Bounding box entries:
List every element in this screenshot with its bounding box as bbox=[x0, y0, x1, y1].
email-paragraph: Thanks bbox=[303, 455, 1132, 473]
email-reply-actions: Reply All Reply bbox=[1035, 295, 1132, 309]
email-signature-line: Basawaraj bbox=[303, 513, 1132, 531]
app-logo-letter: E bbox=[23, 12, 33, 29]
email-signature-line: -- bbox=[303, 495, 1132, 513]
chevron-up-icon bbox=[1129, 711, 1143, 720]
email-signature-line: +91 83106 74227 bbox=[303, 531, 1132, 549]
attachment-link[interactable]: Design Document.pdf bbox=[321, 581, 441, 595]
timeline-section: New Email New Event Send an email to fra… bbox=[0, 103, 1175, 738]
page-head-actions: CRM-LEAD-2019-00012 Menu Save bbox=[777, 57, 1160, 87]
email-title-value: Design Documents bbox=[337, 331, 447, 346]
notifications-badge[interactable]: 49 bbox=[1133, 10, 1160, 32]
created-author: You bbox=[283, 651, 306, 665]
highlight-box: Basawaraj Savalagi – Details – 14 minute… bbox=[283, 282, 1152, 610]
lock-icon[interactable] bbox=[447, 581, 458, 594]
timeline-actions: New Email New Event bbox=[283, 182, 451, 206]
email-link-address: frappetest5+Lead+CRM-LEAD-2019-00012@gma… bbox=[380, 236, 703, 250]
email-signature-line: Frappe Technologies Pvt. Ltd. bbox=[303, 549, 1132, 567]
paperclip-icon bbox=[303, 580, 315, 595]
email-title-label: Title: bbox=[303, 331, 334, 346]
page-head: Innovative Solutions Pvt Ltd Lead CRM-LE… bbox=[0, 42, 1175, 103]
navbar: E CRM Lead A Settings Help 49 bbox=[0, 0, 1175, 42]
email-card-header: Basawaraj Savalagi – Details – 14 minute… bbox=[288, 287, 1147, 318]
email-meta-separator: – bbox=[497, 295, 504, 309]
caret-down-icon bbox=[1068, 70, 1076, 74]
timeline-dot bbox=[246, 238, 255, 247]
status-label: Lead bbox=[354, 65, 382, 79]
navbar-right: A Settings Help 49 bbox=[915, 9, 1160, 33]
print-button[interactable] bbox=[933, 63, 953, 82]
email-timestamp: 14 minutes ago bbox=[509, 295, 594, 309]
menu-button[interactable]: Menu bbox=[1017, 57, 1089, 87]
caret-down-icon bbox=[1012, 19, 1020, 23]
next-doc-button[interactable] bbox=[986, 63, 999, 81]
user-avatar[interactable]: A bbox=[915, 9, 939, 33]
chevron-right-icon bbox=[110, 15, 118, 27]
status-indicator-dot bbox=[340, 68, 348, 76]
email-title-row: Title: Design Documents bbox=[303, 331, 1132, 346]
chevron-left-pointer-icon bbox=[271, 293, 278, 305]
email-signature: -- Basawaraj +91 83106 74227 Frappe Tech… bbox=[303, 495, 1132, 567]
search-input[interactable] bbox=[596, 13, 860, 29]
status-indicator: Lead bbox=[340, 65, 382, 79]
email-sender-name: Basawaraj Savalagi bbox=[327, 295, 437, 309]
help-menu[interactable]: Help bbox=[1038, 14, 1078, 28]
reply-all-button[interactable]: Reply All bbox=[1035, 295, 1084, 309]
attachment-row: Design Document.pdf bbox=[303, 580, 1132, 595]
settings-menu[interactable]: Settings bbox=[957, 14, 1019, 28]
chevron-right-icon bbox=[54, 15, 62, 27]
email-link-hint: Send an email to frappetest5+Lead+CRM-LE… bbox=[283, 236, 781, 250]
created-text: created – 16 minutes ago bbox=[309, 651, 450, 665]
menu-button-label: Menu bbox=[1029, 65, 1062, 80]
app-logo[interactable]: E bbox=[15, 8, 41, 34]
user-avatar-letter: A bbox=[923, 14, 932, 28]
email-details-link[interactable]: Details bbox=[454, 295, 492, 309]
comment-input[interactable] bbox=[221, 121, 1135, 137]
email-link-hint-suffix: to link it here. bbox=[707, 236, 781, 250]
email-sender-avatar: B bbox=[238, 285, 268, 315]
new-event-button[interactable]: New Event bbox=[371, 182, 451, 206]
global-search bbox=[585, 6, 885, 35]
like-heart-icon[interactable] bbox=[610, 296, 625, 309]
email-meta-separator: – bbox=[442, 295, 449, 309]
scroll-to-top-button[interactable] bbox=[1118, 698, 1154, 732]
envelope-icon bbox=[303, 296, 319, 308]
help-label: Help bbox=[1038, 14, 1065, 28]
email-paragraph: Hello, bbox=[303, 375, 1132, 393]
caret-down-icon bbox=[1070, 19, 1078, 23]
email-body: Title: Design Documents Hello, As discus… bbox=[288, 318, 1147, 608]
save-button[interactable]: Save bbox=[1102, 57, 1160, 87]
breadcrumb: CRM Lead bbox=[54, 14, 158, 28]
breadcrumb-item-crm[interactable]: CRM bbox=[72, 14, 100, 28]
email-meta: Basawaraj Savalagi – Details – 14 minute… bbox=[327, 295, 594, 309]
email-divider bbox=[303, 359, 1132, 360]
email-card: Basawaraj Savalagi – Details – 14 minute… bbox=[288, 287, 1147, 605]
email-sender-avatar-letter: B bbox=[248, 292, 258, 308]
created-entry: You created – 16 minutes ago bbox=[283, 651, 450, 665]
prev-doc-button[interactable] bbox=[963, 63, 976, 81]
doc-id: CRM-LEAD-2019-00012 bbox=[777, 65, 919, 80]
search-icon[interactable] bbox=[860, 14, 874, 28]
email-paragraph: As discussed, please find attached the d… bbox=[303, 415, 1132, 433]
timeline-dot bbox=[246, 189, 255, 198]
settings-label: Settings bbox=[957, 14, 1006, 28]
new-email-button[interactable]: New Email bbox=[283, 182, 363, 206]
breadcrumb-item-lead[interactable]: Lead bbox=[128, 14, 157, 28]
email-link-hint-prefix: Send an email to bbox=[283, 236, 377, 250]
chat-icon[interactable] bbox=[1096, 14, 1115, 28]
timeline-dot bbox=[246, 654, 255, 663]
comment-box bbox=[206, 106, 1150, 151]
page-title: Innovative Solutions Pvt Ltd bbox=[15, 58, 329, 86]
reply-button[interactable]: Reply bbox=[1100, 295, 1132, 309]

#### The exercise
Reproduce the material verbatim, beginning at its first line and stopping after the line that contains "page-head-actions: CRM-LEAD-2019-00012 Menu".

#### Response below
List every element in this screenshot with its bounding box as bbox=[x0, y0, x1, y1].
email-paragraph: Thanks bbox=[303, 455, 1132, 473]
email-reply-actions: Reply All Reply bbox=[1035, 295, 1132, 309]
email-signature-line: Basawaraj bbox=[303, 513, 1132, 531]
app-logo-letter: E bbox=[23, 12, 33, 29]
email-signature-line: -- bbox=[303, 495, 1132, 513]
chevron-up-icon bbox=[1129, 711, 1143, 720]
email-signature-line: +91 83106 74227 bbox=[303, 531, 1132, 549]
attachment-link[interactable]: Design Document.pdf bbox=[321, 581, 441, 595]
timeline-section: New Email New Event Send an email to fra… bbox=[0, 103, 1175, 738]
page-head-actions: CRM-LEAD-2019-00012 Menu Save bbox=[777, 57, 1160, 87]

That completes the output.